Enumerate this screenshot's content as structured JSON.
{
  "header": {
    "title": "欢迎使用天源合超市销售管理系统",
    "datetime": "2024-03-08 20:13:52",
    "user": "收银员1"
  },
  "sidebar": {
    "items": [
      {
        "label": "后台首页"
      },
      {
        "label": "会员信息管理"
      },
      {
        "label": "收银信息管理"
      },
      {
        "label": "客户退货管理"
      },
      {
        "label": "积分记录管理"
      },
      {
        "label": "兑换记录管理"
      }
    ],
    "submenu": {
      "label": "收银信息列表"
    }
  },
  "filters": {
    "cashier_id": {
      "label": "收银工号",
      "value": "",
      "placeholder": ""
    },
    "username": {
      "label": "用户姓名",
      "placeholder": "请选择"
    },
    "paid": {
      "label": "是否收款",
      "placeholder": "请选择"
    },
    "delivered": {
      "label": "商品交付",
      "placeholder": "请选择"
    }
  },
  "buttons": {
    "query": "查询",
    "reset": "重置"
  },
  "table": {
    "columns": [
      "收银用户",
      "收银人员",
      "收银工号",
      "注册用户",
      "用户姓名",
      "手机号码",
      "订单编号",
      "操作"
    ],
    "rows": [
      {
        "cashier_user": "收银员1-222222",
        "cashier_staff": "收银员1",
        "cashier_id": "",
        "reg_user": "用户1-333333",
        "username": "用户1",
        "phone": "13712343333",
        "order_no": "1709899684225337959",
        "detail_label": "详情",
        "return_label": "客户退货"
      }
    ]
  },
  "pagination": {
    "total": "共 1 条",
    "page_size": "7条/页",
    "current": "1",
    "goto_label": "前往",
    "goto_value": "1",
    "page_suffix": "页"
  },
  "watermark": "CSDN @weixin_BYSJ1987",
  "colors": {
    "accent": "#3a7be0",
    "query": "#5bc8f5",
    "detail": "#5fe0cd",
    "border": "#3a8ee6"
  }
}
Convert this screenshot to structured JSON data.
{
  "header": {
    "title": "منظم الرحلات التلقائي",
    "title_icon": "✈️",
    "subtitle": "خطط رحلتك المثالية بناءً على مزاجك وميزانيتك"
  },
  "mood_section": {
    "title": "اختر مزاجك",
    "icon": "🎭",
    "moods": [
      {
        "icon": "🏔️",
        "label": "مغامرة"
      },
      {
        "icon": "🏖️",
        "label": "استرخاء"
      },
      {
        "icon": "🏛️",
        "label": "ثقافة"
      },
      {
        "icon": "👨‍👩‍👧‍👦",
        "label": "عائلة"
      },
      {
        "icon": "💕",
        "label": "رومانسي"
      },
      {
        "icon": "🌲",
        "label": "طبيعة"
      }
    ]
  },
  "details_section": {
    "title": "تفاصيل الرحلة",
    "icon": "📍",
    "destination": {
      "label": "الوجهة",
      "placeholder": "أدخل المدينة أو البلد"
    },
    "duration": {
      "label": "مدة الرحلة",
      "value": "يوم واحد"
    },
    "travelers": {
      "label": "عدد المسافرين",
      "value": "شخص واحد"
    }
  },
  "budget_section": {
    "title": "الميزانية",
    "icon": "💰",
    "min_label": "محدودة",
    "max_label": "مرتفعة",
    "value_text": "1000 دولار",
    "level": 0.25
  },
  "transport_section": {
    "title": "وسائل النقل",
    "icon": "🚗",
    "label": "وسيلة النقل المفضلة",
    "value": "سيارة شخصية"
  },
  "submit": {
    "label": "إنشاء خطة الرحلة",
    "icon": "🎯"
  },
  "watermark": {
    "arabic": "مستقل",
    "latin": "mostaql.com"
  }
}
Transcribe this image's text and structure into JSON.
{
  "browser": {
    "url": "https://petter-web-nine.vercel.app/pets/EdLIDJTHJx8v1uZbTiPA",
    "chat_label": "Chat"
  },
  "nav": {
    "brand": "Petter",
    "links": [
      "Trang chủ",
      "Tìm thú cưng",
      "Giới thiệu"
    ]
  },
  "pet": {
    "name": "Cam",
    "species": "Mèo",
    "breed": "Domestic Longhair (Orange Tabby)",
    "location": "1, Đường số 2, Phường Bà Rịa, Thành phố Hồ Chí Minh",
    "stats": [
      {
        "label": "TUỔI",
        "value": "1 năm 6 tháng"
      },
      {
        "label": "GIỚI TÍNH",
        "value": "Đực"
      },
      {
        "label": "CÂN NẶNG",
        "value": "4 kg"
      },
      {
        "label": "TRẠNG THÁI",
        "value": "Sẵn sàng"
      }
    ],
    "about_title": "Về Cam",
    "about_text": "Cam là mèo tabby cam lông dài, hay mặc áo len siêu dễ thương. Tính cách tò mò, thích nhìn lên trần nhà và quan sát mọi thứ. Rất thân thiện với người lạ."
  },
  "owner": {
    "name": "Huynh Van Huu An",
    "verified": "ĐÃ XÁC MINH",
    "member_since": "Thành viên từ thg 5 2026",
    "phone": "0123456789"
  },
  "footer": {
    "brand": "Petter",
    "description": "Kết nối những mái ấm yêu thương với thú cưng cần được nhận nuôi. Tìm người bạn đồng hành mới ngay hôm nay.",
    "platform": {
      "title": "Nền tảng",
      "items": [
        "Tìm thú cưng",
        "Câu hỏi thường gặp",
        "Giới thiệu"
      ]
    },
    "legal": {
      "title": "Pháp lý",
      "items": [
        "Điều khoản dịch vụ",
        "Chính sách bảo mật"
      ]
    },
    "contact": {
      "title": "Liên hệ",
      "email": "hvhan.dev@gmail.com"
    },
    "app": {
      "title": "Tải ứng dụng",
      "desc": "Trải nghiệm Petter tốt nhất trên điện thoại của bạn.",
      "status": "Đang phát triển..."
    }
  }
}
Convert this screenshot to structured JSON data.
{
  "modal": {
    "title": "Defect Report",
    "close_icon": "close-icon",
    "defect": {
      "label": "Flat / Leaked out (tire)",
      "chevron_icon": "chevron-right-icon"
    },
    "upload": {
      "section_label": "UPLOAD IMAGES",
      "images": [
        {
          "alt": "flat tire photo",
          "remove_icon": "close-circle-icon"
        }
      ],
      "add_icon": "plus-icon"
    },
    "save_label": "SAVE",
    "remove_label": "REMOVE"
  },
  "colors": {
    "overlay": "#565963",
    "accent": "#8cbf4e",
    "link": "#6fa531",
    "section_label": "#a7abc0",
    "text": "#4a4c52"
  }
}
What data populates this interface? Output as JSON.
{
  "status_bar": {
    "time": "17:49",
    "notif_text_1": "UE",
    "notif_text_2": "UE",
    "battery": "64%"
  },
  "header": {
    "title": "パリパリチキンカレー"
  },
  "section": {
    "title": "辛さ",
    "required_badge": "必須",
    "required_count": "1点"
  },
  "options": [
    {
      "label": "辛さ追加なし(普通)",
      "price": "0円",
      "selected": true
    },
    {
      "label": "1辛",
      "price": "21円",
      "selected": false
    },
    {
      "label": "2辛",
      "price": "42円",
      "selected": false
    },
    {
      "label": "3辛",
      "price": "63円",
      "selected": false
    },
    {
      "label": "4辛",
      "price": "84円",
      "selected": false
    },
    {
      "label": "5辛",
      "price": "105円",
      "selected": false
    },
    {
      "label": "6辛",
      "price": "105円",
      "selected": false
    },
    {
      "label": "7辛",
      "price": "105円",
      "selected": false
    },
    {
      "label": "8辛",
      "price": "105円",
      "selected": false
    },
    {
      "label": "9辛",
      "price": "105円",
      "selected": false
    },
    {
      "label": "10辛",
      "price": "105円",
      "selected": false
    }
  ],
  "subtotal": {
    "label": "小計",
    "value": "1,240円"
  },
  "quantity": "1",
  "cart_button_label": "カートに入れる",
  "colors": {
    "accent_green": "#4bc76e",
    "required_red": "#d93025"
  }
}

* Aim of the exercise:
Say how many lines hold the word "thương", giving the number and nothing else.

* Response to this exercise:
2